He turned on every light first, and then opened every window, drawing all the blinds to let in as much light and air as possible, carefully doing what he could to make the white-walled rooms a far cry from dark underground passages. Aside from pushing his furniture around to avoid ever having to sit with his back to the room, it was precisely what he'd done to the little room downstairs after he'd gotten back from the Sahara, but here, with more space and more windows and a certain lived-in quality from the bookcases and the larger bed, the effect was more pronounced.

He thought briefly, with a pang, of all the windows in the little square house, of how it might have looked with the beadboard painted white, how bright, how open.

He arranged on the corner of his nightstand a motley assortment of unorthodox (or not) means of relief: two tiny baby blue pills, a joint, a bar of expensive dark chocolate (secured on his last leave and still only a quarter eaten, one savored square at a time), a clean towel in case she still wanted a bath, and a can of liquid meal replacement. He was afraid to touch that question, afraid to touch the thought of the foil-wrapped, fly-buzzed packets in the Russian refrigerator, but she'd said that eating was hard and that, at least, Taym could understand even if the reasons for it terrified him.

Quote:
Text to America: My door is unlocked.


And then he waited, and realized that he was half-expecting her not to show up at all, to once again leave him hanging, and he tried to tell himself that the stir of anger was of despair and fear, and it was, but it was also of resentment. Was always of resentment. Would always be.

He picked up a book, and he left two chairs and half of the bed unoccupied.

lizbot
AIM is being a d**k u_u not sure if it is night or daytime, up to you
PostPosted: Sun Sep 21, 2014 3:06 am


Alone in her room, America had almost felt normal. She was surrounded by things that were hers, in a place she'd made for herself. Something that she'd earned. This was a place that belonged to America Jones and she was, of course, America Jones. And that meant something.

It had to.

Absently swapping out the battery on her phone, America began the process of undressing, trying to slip out of the soiled skin and hopefully mindset that the mission had brought on. It'd be nice if all it took was a shower and a change of clothes. Be real nice. She glanced at the screen and saw the waiting messages and who they were from with something that was less a pang and more a grinding halt.

Slowly, America opened the messages from Taym and the calm she'd achieved shattered under the weight of the words, the guilt and shame sliding back in, insistent as the tide. The first thing she did was throw up what little she'd eaten. The second was respond with a flood of apologies that felt more correct, more honest than the calm five minutes prior.

## DATASET ENTRIES
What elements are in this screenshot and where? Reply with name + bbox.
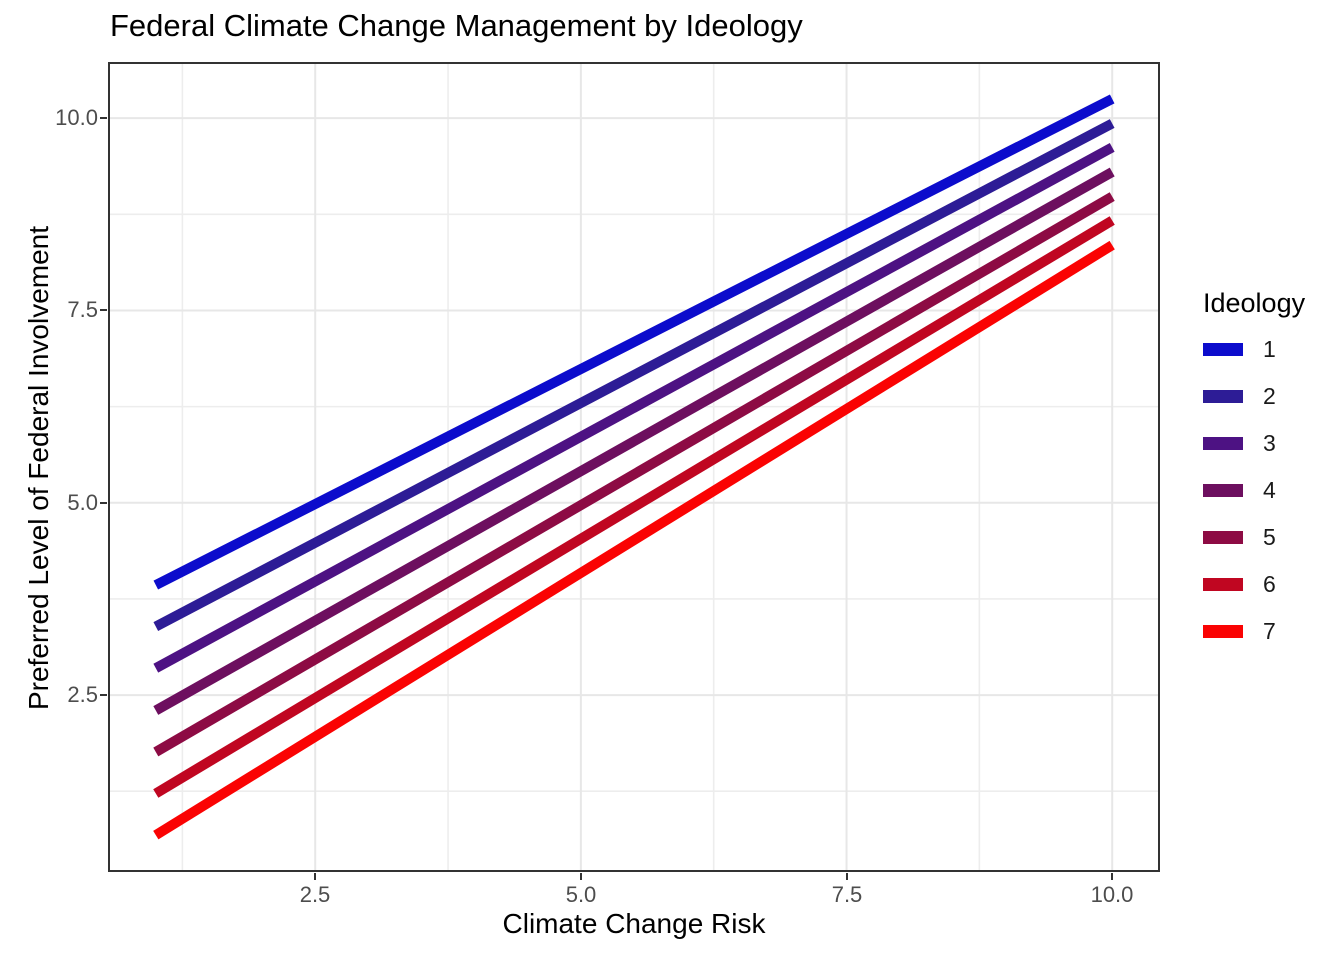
- legend-label: 1: [1263, 336, 1276, 362]
- panel-background: [108, 62, 1160, 872]
- legend-item: 4: [1203, 467, 1305, 514]
- x-tick-label: 5.0: [565, 882, 597, 907]
- legend-items: 1 2 3 4 5 6 7: [1203, 326, 1305, 655]
- legend-label: 4: [1263, 477, 1276, 503]
- legend-key-swatch: [1203, 531, 1243, 544]
- legend-key-swatch: [1203, 390, 1243, 403]
- legend-key-swatch: [1203, 578, 1243, 591]
- y-tick-label: 7.5: [67, 297, 98, 322]
- panel-border: [108, 62, 1160, 872]
- legend-label: 3: [1263, 430, 1276, 456]
- y-tick-mark: [100, 309, 107, 311]
- legend-label: 5: [1263, 524, 1276, 550]
- legend-item: 1: [1203, 326, 1305, 373]
- legend-item: 6: [1203, 561, 1305, 608]
- series-line-ideology-7: [153, 240, 1115, 840]
- y-tick-mark: [100, 502, 107, 504]
- x-tick-mark: [1111, 873, 1113, 880]
- legend-key-swatch: [1203, 437, 1243, 450]
- x-tick-mark: [846, 873, 848, 880]
- y-tick-label: 10.0: [55, 105, 98, 130]
- legend-item: 2: [1203, 373, 1305, 420]
- series-line-ideology-3: [153, 143, 1115, 673]
- y-tick-mark: [100, 117, 107, 119]
- plot-panel: [108, 62, 1160, 872]
- legend-key-swatch: [1203, 625, 1243, 638]
- legend-item: 5: [1203, 514, 1305, 561]
- legend-item: 3: [1203, 420, 1305, 467]
- legend-title: Ideology: [1203, 288, 1306, 318]
- y-axis-title: Preferred Level of Federal Involvement: [23, 225, 54, 711]
- x-tick-mark: [580, 873, 582, 880]
- x-tick-mark: [314, 873, 316, 880]
- chart-title: Federal Climate Change Management by Ide…: [110, 8, 803, 43]
- y-tick-mark: [100, 694, 107, 696]
- series-line-ideology-2: [153, 119, 1115, 632]
- series-line-ideology-1: [153, 94, 1115, 590]
- x-tick-label: 2.5: [299, 882, 331, 907]
- legend-label: 6: [1263, 571, 1276, 597]
- x-tick-label: 7.5: [831, 882, 863, 907]
- legend-item: 7: [1203, 608, 1305, 655]
- y-tick-label: 5.0: [67, 490, 98, 515]
- series-line-ideology-6: [153, 216, 1115, 798]
- legend-key-swatch: [1203, 343, 1243, 356]
- legend-label: 2: [1263, 383, 1276, 409]
- series-line-ideology-4: [153, 167, 1115, 715]
- x-tick-label: 10.0: [1090, 882, 1134, 907]
- legend-label: 7: [1263, 618, 1276, 644]
- legend-key-swatch: [1203, 484, 1243, 497]
- x-axis-title: Climate Change Risk: [502, 908, 766, 939]
- legend: Ideology 1 2 3 4 5 6 7: [1203, 288, 1305, 655]
- y-tick-label: 2.5: [67, 682, 98, 707]
- series-line-ideology-5: [153, 192, 1115, 757]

## LIST OF TASKS
1) In the story excerpt, what is the first thing America does after opening the messages from Taym?
2) Repeat the part of the story excerpt that opens with the words containing "He turned on" and closes with "was more pronounced.".
3) Carry the story excerpt forward from its last sentence.
The listing above comes from a separate source and has no connection to the story excerpt.

## EXPECTED RESULTS
1) She throws up what little she'd eaten.

2)
He turned on every light first, and then opened every window, drawing all the blinds to let in as much light and air as possible, carefully doing what he could to make the white-walled rooms a far cry from dark underground passages. Aside from pushing his furniture around to avoid ever having to sit with his back to the room, it was precisely what he'd done to the little room downstairs after he'd gotten back from the Sahara, but here, with more space and more windows and a certain lived-in quality from the bookcases and the larger bed, the effect was more pronounced.

3)
The conversation that followed was both a relief and an increase in that sense of burden. The effect of earlier accusations faded under his assurances, his comforting words and even praise that she did not deserve. And then she was calm once again and no longer felt that sharp, abrasive honesty.

America finished undressing and ran her own bath, twice. The second time she slid under the water. Sound gets funny when you're underwater. Everything beyond is muffled and distant. So when she closed her eyes, if anybody was screaming for her to stop, she couldn't quite hear them. It was almost peaceful. Eventually she came up gasping for air. Eventually she went back down again. Repeat as necessary.

By the time she stood dripping in front of the mirror, the calm had settled around her like ice hanging from an edge on a particularly warm day. America considered her the girl looking back and did not love her.

Hours and hours later, with the sun sitting low on the horizon, she did not knock on his door before entering. It was the first time in months. She did not look, at first glance, like someone who was lost and upset and overwhelmed with series of terrible experiences and emotions she was not prepared for. She looked good.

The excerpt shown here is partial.